Short exercise: Gather, from the data below, each line in which the word "ориентированных" occurs.

Recorded data:

======

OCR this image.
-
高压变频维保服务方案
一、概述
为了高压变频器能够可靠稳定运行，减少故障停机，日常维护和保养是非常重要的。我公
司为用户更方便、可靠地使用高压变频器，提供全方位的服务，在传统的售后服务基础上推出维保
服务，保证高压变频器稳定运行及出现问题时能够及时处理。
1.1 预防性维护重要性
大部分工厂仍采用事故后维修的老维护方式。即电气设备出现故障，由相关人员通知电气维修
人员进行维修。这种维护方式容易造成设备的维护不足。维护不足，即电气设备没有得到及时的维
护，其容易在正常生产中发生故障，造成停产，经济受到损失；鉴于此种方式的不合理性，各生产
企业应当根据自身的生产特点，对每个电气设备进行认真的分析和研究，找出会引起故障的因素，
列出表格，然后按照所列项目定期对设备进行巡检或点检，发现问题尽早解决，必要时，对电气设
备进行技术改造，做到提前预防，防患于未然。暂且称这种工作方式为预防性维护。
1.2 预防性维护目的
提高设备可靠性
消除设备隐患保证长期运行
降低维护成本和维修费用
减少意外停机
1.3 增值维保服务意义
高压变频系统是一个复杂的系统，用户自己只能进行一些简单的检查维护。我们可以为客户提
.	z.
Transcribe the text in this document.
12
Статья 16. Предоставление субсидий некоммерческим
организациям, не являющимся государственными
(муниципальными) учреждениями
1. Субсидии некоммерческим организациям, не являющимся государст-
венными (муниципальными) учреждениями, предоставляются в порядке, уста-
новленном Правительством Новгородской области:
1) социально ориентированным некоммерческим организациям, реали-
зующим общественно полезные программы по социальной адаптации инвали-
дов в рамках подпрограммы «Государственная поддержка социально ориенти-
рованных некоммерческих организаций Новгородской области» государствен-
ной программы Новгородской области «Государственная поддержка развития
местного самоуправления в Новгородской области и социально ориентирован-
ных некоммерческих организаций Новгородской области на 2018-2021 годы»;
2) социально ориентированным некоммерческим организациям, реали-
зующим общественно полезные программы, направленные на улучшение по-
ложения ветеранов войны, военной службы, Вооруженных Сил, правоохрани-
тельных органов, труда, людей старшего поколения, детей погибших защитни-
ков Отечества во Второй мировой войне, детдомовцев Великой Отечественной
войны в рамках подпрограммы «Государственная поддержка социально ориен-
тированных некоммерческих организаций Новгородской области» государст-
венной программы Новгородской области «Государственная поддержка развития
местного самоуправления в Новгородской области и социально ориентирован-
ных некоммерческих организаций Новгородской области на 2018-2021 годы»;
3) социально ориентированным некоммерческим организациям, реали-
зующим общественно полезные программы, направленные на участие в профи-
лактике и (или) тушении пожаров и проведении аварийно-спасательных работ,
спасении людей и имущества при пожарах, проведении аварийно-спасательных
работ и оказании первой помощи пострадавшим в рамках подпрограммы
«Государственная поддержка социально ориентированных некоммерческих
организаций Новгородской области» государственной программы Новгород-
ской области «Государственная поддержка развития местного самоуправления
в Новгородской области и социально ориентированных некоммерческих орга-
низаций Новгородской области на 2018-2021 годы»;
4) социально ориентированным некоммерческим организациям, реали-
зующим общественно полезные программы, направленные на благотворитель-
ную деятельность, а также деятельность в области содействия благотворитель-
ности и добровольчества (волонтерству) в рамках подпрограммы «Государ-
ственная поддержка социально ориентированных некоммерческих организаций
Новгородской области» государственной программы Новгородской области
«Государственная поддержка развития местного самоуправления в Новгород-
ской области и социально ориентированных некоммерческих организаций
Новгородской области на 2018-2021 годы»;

======

Solution to the problem:
«Государственная поддержка социально ориентированных некоммерческих
в Новгородской области и социально ориентированных некоммерческих орга-
ственная поддержка социально ориентированных некоммерческих организаций
ской области и социально ориентированных некоммерческих организаций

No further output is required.